=== What to produce ===
Give only the number of lines in the data that contain the word "поощрения".

=== Listed records ===

▬▬▬▬▬▬

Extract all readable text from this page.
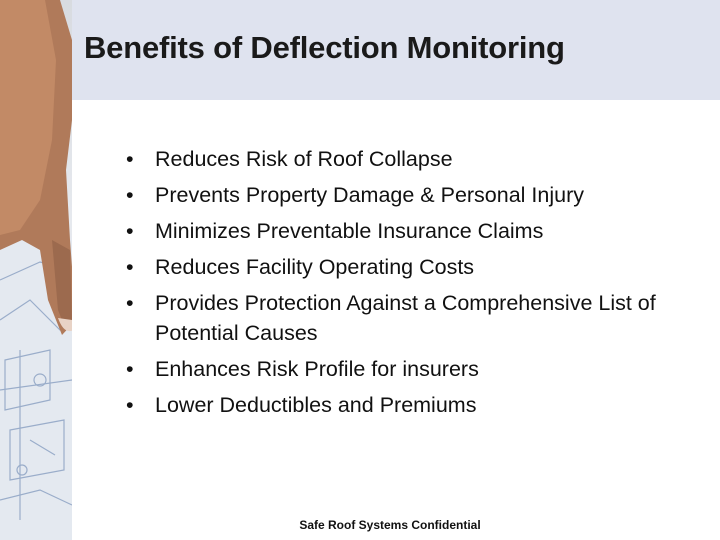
Benefits of Deflection Monitoring
• Reduces Risk of Roof Collapse
• Prevents Property Damage & Personal Injury
• Minimizes Preventable Insurance Claims
• Reduces Facility Operating Costs
• Provides Protection Against a Comprehensive List of Potential Causes
• Enhances Risk Profile for insurers
• Lower Deductibles and Premiums
Safe Roof Systems Confidential
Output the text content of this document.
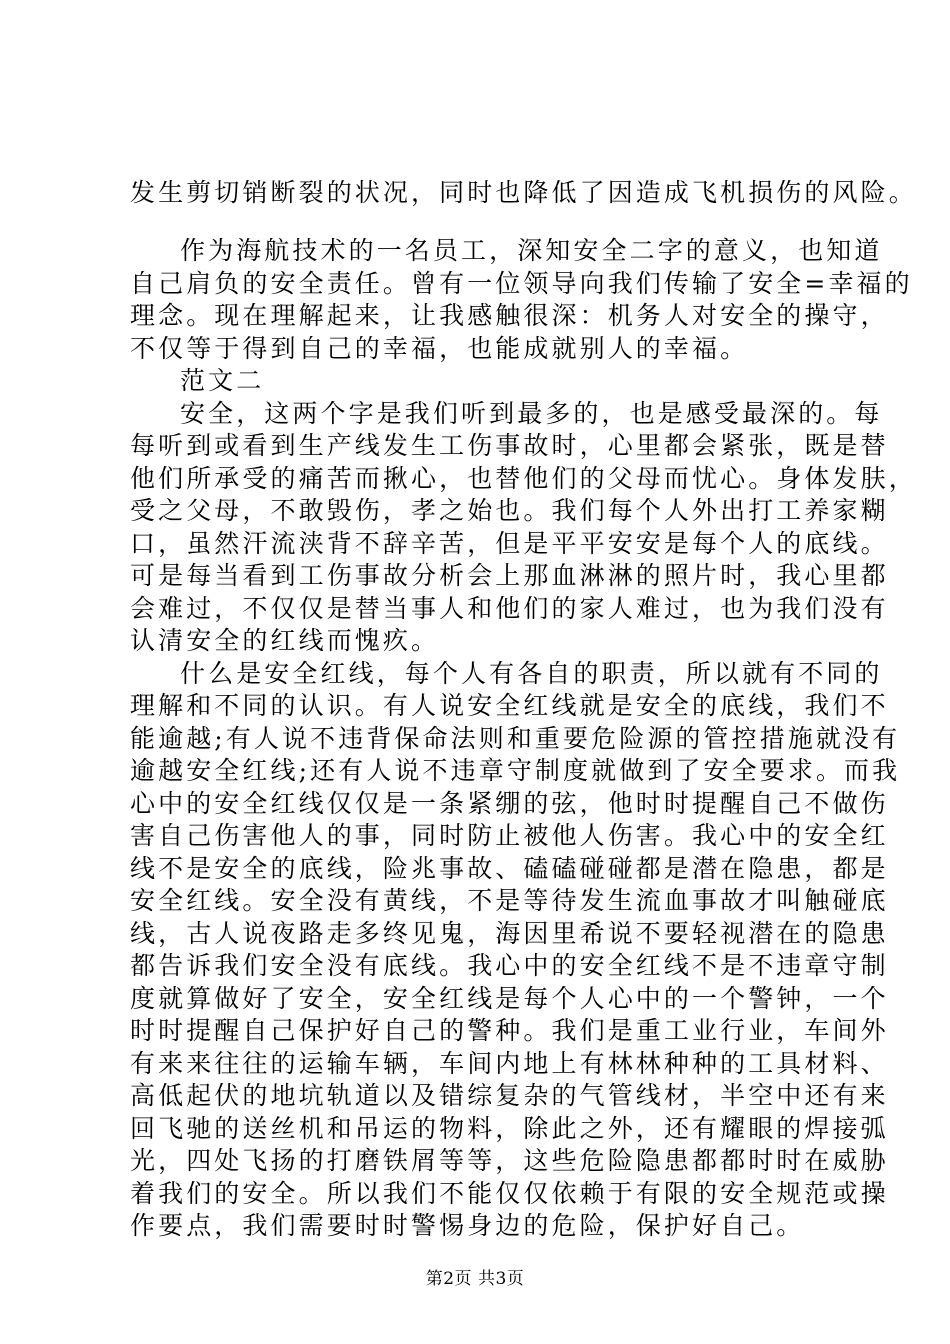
发生剪切销断裂的状况，同时也降低了因造成飞机损伤的风险。
作为海航技术的一名员工，深知安全二字的意义，也知道
自己肩负的安全责任。曾有一位领导向我们传输了安全=幸福的
理念。现在理解起来，让我感触很深：机务人对安全的操守，
不仅等于得到自己的幸福，也能成就别人的幸福。
范文二
安全，这两个字是我们听到最多的，也是感受最深的。每
每听到或看到生产线发生工伤事故时，心里都会紧张，既是替
他们所承受的痛苦而揪心，也替他们的父母而忧心。身体发肤，
受之父母，不敢毁伤，孝之始也。我们每个人外出打工养家糊
口，虽然汗流浃背不辞辛苦，但是平平安安是每个人的底线。
可是每当看到工伤事故分析会上那血淋淋的照片时，我心里都
会难过，不仅仅是替当事人和他们的家人难过，也为我们没有
认清安全的红线而愧疚。
什么是安全红线，每个人有各自的职责，所以就有不同的
理解和不同的认识。有人说安全红线就是安全的底线，我们不
能逾越;有人说不违背保命法则和重要危险源的管控措施就没有
逾越安全红线;还有人说不违章守制度就做到了安全要求。而我
心中的安全红线仅仅是一条紧绷的弦，他时时提醒自己不做伤
害自己伤害他人的事，同时防止被他人伤害。我心中的安全红
线不是安全的底线，险兆事故、磕磕碰碰都是潜在隐患，都是
安全红线。安全没有黄线，不是等待发生流血事故才叫触碰底
线，古人说夜路走多终见鬼，海因里希说不要轻视潜在的隐患
都告诉我们安全没有底线。我心中的安全红线不是不违章守制
度就算做好了安全，安全红线是每个人心中的一个警钟，一个
时时提醒自己保护好自己的警种。我们是重工业行业，车间外
有来来往往的运输车辆，车间内地上有林林种种的工具材料、
高低起伏的地坑轨道以及错综复杂的气管线材，半空中还有来
回飞驰的送丝机和吊运的物料，除此之外，还有耀眼的焊接弧
光，四处飞扬的打磨铁屑等等，这些危险隐患都都时时在威胁
着我们的安全。所以我们不能仅仅依赖于有限的安全规范或操
作要点，我们需要时时警惕身边的危险，保护好自己。
第2页 共3页
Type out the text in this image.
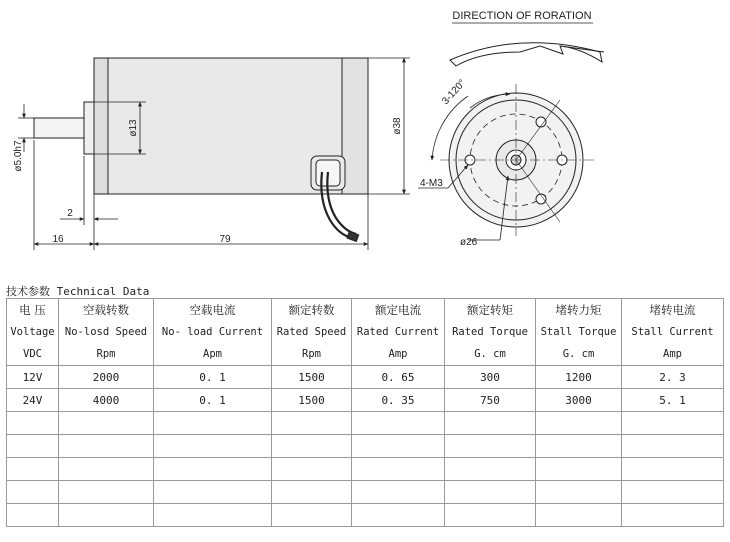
16	79
2
ø5.0h7
ø13	ø38
DIRECTION OF RORATION
3-120°
4-M3
ø26
技术参数 Technical Data
电 压	空载转数	空载电流	额定转数	额定电流	额定转矩	堵转力矩	堵转电流
Voltage	No-losd Speed	No- load Current	Rated Speed	Rated Current	Rated Torque	Stall Torque	Stall Current
VDC	Rpm	Apm	Rpm	Amp	G. cm	G. cm	Amp
12V	2000	0. 1	1500	0. 65	300	1200	2. 3
24V	4000	0. 1	1500	0. 35	750	3000	5. 1
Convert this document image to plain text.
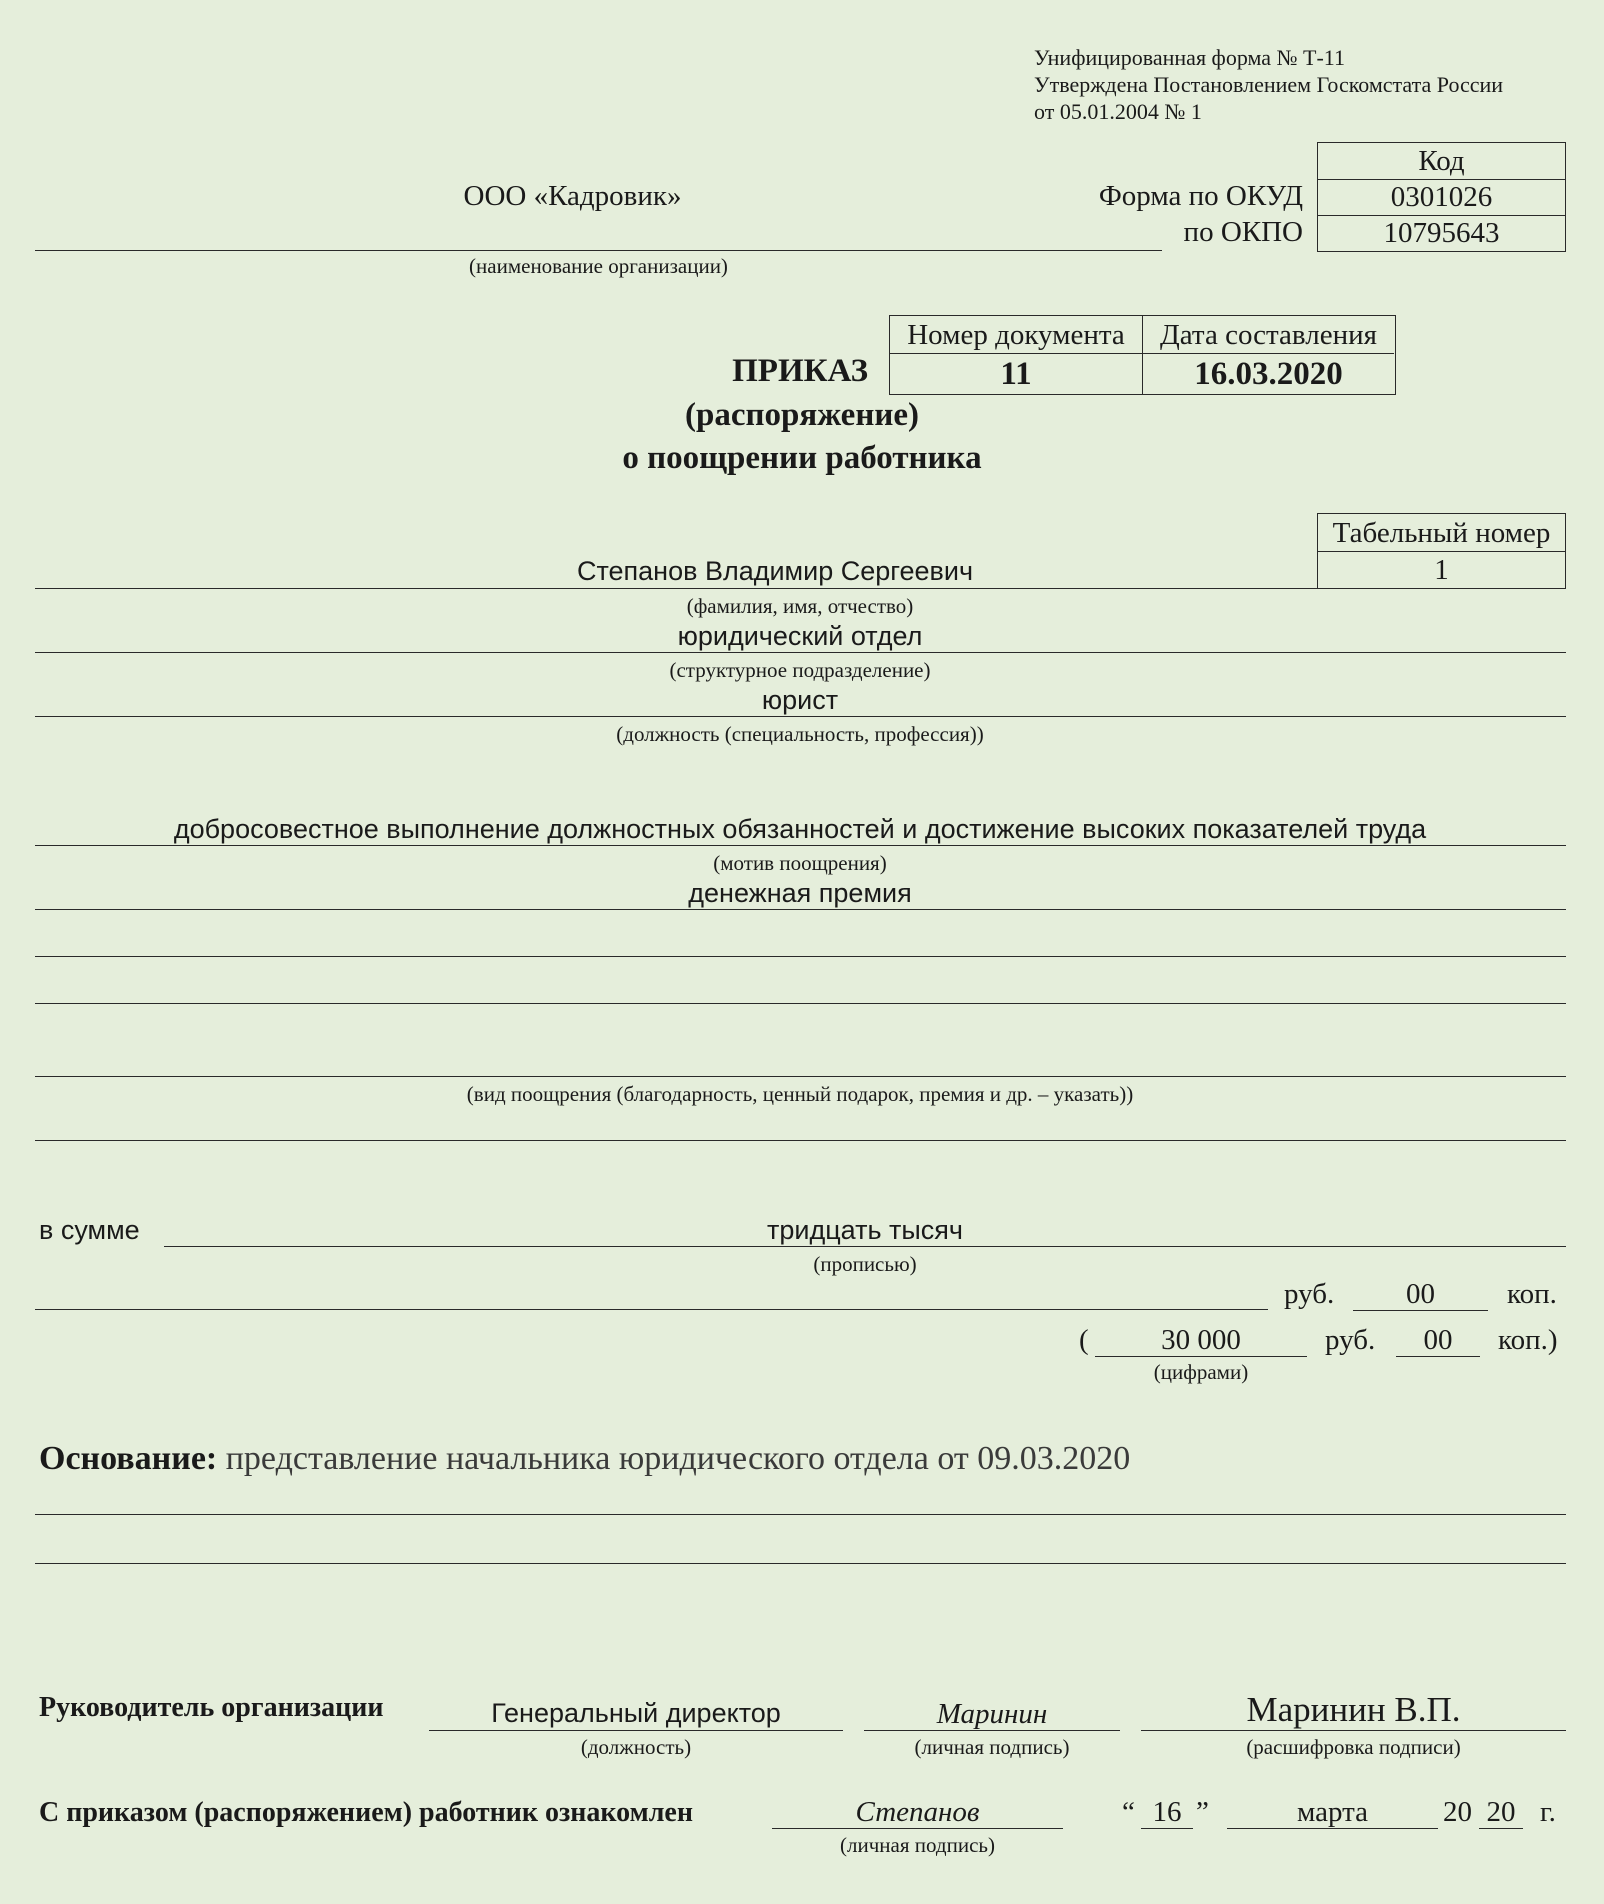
Унифицированная форма № Т-11
Утверждена Постановлением Госкомстата России
от 05.01.2004 № 1
Код
0301026
10795643
Форма по ОКУД
по ОКПО
ООО «Кадровик»
(наименование организации)
Номер документа	Дата составления
11	16.03.2020
ПРИКАЗ
(распоряжение)
о поощрении работника
Табельный номер
1
Степанов Владимир Сергеевич
(фамилия, имя, отчество)
юридический отдел
(структурное подразделение)
юрист
(должность (специальность, профессия))
добросовестное выполнение должностных обязанностей и достижение высоких показателей труда
(мотив поощрения)
денежная премия
(вид поощрения (благодарность, ценный подарок, премия и др. – указать))
в сумме	тридцать тысяч
(прописью)
руб.	00	коп.
(	30 000
(цифрами)
руб.	00	коп.)
Основание: представление начальника юридического отдела от 09.03.2020
Руководитель организации	Генеральный директор
(должность)
Маринин
(личная подпись)
Маринин В.П.
(расшифровка подписи)
С приказом (распоряжением) работник ознакомлен	Степанов
(личная подпись)
“ 16 ”	марта	20 20 г.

▬▬▬▬▬▬

=== Output ===
2